(Dataset entries)

────────

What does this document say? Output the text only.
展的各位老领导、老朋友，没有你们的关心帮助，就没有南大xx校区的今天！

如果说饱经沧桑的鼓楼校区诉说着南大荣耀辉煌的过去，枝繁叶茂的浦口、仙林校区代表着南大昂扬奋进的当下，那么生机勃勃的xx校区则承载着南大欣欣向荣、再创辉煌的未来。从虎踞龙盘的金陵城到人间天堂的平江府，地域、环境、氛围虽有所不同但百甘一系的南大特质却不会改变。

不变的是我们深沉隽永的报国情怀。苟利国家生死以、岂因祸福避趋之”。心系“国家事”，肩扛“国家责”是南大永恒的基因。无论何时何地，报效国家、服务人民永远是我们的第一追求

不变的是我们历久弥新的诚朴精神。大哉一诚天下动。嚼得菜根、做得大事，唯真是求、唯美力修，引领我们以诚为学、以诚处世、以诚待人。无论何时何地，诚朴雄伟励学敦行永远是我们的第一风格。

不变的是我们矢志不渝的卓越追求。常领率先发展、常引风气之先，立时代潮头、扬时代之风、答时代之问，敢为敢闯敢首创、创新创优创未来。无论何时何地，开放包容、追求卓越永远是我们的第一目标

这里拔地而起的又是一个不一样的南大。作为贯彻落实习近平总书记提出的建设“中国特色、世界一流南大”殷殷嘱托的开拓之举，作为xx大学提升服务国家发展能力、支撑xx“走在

────────

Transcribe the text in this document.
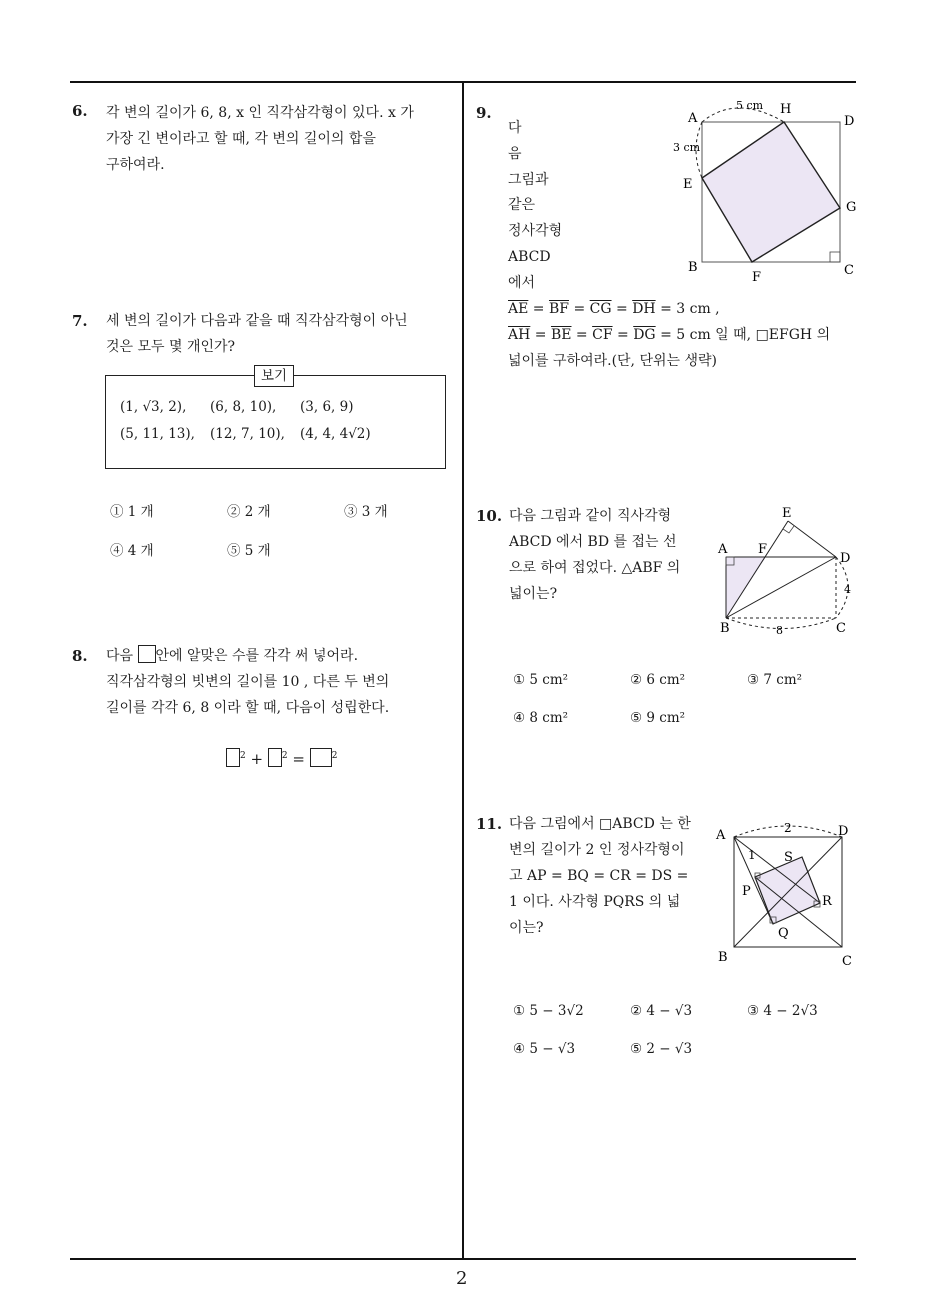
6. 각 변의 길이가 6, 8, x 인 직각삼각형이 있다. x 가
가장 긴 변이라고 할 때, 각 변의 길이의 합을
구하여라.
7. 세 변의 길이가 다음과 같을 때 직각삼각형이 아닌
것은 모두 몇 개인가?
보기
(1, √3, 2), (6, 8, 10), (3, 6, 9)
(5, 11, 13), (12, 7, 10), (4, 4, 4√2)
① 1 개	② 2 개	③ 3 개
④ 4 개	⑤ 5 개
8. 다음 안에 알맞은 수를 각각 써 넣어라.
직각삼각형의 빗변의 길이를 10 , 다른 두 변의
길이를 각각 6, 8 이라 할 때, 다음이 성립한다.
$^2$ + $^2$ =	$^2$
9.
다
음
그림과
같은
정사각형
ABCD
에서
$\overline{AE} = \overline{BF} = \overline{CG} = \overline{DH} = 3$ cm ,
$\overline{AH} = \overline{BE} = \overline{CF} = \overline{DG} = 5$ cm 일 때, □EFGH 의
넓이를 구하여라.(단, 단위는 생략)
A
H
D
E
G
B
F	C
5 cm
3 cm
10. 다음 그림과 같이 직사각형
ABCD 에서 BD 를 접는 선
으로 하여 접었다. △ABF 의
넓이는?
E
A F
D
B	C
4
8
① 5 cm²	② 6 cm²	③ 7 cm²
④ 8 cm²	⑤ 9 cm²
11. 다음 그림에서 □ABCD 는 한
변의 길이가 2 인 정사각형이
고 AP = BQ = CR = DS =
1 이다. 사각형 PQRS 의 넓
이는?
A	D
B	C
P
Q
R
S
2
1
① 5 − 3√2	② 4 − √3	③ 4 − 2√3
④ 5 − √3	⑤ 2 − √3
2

────────

TASK DESCRIPTION: Give solely the number of lines in the data that contain the string "this".

COMPLETE ANSWER: 2